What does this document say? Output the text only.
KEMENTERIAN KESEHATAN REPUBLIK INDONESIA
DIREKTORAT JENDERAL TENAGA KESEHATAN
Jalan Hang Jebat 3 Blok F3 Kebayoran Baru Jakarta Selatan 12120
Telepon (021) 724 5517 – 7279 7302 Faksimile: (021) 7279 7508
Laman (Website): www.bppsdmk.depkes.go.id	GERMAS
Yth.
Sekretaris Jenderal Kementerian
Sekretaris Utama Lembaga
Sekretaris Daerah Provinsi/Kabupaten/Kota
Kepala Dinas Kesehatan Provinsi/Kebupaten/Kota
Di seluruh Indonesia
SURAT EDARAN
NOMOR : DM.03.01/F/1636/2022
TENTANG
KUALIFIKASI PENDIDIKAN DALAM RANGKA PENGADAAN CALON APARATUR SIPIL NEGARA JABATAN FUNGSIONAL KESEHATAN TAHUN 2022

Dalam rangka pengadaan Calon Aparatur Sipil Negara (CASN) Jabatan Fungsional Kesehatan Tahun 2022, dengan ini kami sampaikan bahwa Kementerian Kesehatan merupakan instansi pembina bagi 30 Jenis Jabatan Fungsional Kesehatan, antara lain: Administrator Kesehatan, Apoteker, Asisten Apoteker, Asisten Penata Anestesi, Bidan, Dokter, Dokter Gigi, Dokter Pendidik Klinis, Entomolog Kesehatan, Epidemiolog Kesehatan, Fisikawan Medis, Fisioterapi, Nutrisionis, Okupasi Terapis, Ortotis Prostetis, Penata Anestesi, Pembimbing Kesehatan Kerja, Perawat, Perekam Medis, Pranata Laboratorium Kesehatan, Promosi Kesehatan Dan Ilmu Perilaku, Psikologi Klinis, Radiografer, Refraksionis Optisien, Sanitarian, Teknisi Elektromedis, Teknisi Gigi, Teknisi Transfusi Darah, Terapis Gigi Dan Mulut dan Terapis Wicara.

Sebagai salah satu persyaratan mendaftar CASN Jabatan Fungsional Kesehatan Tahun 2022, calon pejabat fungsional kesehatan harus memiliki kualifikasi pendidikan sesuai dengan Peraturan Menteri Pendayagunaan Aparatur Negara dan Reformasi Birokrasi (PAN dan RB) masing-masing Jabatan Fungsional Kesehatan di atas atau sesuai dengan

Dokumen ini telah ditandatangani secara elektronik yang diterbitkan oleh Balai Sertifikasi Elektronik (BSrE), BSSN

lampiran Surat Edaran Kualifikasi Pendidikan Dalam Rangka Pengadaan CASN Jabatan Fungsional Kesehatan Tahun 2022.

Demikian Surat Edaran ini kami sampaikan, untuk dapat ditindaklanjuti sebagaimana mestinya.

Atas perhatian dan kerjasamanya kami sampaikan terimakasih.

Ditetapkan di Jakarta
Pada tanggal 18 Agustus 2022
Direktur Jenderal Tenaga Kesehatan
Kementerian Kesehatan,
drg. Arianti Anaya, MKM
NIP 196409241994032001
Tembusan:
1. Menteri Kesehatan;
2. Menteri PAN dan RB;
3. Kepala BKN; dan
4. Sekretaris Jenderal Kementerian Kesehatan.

________________________

» EXERCISE GOAL:
Repeat every record exactly as written, please.

» REPLY:
What does this document say? Output the text only.
KEMENTERIAN KESEHATAN REPUBLIK INDONESIA
DIREKTORAT JENDERAL TENAGA KESEHATAN
Jalan Hang Jebat 3 Blok F3 Kebayoran Baru Jakarta Selatan 12120
Telepon (021) 724 5517 – 7279 7302 Faksimile: (021) 7279 7508
Laman (Website): www.bppsdmk.depkes.go.id	GERMAS
Yth.
Sekretaris Jenderal Kementerian
Sekretaris Utama Lembaga
Sekretaris Daerah Provinsi/Kabupaten/Kota
Kepala Dinas Kesehatan Provinsi/Kebupaten/Kota
Di seluruh Indonesia
SURAT EDARAN
NOMOR : DM.03.01/F/1636/2022
TENTANG
KUALIFIKASI PENDIDIKAN DALAM RANGKA PENGADAAN CALON APARATUR SIPIL NEGARA JABATAN FUNGSIONAL KESEHATAN TAHUN 2022

Dalam rangka pengadaan Calon Aparatur Sipil Negara (CASN) Jabatan Fungsional Kesehatan Tahun 2022, dengan ini kami sampaikan bahwa Kementerian Kesehatan merupakan instansi pembina bagi 30 Jenis Jabatan Fungsional Kesehatan, antara lain: Administrator Kesehatan, Apoteker, Asisten Apoteker, Asisten Penata Anestesi, Bidan, Dokter, Dokter Gigi, Dokter Pendidik Klinis, Entomolog Kesehatan, Epidemiolog Kesehatan, Fisikawan Medis, Fisioterapi, Nutrisionis, Okupasi Terapis, Ortotis Prostetis, Penata Anestesi, Pembimbing Kesehatan Kerja, Perawat, Perekam Medis, Pranata Laboratorium Kesehatan, Promosi Kesehatan Dan Ilmu Perilaku, Psikologi Klinis, Radiografer, Refraksionis Optisien, Sanitarian, Teknisi Elektromedis, Teknisi Gigi, Teknisi Transfusi Darah, Terapis Gigi Dan Mulut dan Terapis Wicara.

Sebagai salah satu persyaratan mendaftar CASN Jabatan Fungsional Kesehatan Tahun 2022, calon pejabat fungsional kesehatan harus memiliki kualifikasi pendidikan sesuai dengan Peraturan Menteri Pendayagunaan Aparatur Negara dan Reformasi Birokrasi (PAN dan RB) masing-masing Jabatan Fungsional Kesehatan di atas atau sesuai dengan

Dokumen ini telah ditandatangani secara elektronik yang diterbitkan oleh Balai Sertifikasi Elektronik (BSrE), BSSN

lampiran Surat Edaran Kualifikasi Pendidikan Dalam Rangka Pengadaan CASN Jabatan Fungsional Kesehatan Tahun 2022.

Demikian Surat Edaran ini kami sampaikan, untuk dapat ditindaklanjuti sebagaimana mestinya.

Atas perhatian dan kerjasamanya kami sampaikan terimakasih.

Ditetapkan di Jakarta
Pada tanggal 18 Agustus 2022
Direktur Jenderal Tenaga Kesehatan
Kementerian Kesehatan,
drg. Arianti Anaya, MKM
NIP 196409241994032001
Tembusan:
1. Menteri Kesehatan;
2. Menteri PAN dan RB;
3. Kepala BKN; dan
4. Sekretaris Jenderal Kementerian Kesehatan.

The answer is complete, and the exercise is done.